WHAT IS NEEDED
Restate, word for word, all of the material shown below.

INPUT ROWS
--

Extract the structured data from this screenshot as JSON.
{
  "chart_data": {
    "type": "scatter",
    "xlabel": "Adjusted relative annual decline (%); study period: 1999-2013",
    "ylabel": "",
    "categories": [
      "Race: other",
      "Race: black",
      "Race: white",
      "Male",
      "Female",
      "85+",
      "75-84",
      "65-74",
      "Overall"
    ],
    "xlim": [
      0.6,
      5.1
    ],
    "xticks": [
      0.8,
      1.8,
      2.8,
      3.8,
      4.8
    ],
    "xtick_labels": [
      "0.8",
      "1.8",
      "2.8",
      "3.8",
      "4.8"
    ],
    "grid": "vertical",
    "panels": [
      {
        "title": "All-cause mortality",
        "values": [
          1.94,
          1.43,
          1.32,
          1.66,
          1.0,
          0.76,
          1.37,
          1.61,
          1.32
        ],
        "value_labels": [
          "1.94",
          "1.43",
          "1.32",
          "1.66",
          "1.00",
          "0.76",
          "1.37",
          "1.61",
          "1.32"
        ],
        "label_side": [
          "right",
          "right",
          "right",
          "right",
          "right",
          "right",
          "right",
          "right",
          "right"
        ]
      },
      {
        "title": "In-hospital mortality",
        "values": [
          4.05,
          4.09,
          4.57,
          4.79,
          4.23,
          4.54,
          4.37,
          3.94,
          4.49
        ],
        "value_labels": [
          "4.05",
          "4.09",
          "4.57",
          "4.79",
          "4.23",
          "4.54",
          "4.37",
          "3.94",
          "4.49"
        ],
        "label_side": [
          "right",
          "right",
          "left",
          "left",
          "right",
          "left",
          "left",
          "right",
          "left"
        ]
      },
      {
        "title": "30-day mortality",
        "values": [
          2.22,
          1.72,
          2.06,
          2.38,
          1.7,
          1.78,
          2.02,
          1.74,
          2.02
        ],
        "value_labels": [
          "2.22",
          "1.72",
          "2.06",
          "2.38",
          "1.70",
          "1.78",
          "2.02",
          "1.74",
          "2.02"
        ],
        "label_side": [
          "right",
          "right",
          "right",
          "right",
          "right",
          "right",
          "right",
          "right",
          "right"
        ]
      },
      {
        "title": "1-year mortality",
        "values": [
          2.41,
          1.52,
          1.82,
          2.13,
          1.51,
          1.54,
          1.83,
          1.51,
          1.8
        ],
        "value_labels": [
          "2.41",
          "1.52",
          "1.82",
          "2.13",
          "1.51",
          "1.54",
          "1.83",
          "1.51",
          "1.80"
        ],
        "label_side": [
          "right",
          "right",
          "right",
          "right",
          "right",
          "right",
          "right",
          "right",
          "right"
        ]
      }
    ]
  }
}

--

EXPECTED OUTPUT
Extract the structured data from this screenshot as JSON.
{
  "chart_data": {
    "type": "scatter",
    "xlabel": "Adjusted relative annual decline (%); study period: 1999-2013",
    "ylabel": "",
    "categories": [
      "Race: other",
      "Race: black",
      "Race: white",
      "Male",
      "Female",
      "85+",
      "75-84",
      "65-74",
      "Overall"
    ],
    "xlim": [
      0.6,
      5.1
    ],
    "xticks": [
      0.8,
      1.8,
      2.8,
      3.8,
      4.8
    ],
    "xtick_labels": [
      "0.8",
      "1.8",
      "2.8",
      "3.8",
      "4.8"
    ],
    "grid": "vertical",
    "panels": [
      {
        "title": "All-cause mortality",
        "values": [
          1.94,
          1.43,
          1.32,
          1.66,
          1.0,
          0.76,
          1.37,
          1.61,
          1.32
        ],
        "value_labels": [
          "1.94",
          "1.43",
          "1.32",
          "1.66",
          "1.00",
          "0.76",
          "1.37",
          "1.61",
          "1.32"
        ],
        "label_side": [
          "right",
          "right",
          "right",
          "right",
          "right",
          "right",
          "right",
          "right",
          "right"
        ]
      },
      {
        "title": "In-hospital mortality",
        "values": [
          4.05,
          4.09,
          4.57,
          4.79,
          4.23,
          4.54,
          4.37,
          3.94,
          4.49
        ],
        "value_labels": [
          "4.05",
          "4.09",
          "4.57",
          "4.79",
          "4.23",
          "4.54",
          "4.37",
          "3.94",
          "4.49"
        ],
        "label_side": [
          "right",
          "right",
          "left",
          "left",
          "right",
          "left",
          "left",
          "right",
          "left"
        ]
      },
      {
        "title": "30-day mortality",
        "values": [
          2.22,
          1.72,
          2.06,
          2.38,
          1.7,
          1.78,
          2.02,
          1.74,
          2.02
        ],
        "value_labels": [
          "2.22",
          "1.72",
          "2.06",
          "2.38",
          "1.70",
          "1.78",
          "2.02",
          "1.74",
          "2.02"
        ],
        "label_side": [
          "right",
          "right",
          "right",
          "right",
          "right",
          "right",
          "right",
          "right",
          "right"
        ]
      },
      {
        "title": "1-year mortality",
        "values": [
          2.41,
          1.52,
          1.82,
          2.13,
          1.51,
          1.54,
          1.83,
          1.51,
          1.8
        ],
        "value_labels": [
          "2.41",
          "1.52",
          "1.82",
          "2.13",
          "1.51",
          "1.54",
          "1.83",
          "1.51",
          "1.80"
        ],
        "label_side": [
          "right",
          "right",
          "right",
          "right",
          "right",
          "right",
          "right",
          "right",
          "right"
        ]
      }
    ]
  }
}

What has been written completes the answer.